== Data shown ==

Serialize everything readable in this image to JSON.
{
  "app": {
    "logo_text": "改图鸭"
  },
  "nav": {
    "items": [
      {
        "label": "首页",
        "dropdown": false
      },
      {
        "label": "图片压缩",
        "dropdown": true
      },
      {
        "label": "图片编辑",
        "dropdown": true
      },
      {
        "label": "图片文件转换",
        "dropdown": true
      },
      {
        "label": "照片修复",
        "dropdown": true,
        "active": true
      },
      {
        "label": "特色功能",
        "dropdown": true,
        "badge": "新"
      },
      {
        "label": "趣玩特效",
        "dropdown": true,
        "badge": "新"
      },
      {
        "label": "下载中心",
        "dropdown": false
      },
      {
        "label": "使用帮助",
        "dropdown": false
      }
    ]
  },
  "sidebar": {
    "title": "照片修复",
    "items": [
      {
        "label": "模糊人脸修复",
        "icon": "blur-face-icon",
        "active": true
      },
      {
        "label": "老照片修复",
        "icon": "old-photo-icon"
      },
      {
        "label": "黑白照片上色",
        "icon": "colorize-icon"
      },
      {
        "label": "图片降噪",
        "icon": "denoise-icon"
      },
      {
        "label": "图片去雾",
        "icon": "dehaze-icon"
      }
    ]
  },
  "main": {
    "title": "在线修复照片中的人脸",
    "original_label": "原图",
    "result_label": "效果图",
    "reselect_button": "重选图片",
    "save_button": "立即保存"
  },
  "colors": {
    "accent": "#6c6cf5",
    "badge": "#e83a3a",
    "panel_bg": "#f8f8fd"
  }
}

===

What is required: Quote the data above in full, changing nothing.

Solved exercise:
Serialize everything readable in this image to JSON.
{
  "app": {
    "logo_text": "改图鸭"
  },
  "nav": {
    "items": [
      {
        "label": "首页",
        "dropdown": false
      },
      {
        "label": "图片压缩",
        "dropdown": true
      },
      {
        "label": "图片编辑",
        "dropdown": true
      },
      {
        "label": "图片文件转换",
        "dropdown": true
      },
      {
        "label": "照片修复",
        "dropdown": true,
        "active": true
      },
      {
        "label": "特色功能",
        "dropdown": true,
        "badge": "新"
      },
      {
        "label": "趣玩特效",
        "dropdown": true,
        "badge": "新"
      },
      {
        "label": "下载中心",
        "dropdown": false
      },
      {
        "label": "使用帮助",
        "dropdown": false
      }
    ]
  },
  "sidebar": {
    "title": "照片修复",
    "items": [
      {
        "label": "模糊人脸修复",
        "icon": "blur-face-icon",
        "active": true
      },
      {
        "label": "老照片修复",
        "icon": "old-photo-icon"
      },
      {
        "label": "黑白照片上色",
        "icon": "colorize-icon"
      },
      {
        "label": "图片降噪",
        "icon": "denoise-icon"
      },
      {
        "label": "图片去雾",
        "icon": "dehaze-icon"
      }
    ]
  },
  "main": {
    "title": "在线修复照片中的人脸",
    "original_label": "原图",
    "result_label": "效果图",
    "reselect_button": "重选图片",
    "save_button": "立即保存"
  },
  "colors": {
    "accent": "#6c6cf5",
    "badge": "#e83a3a",
    "panel_bg": "#f8f8fd"
  }
}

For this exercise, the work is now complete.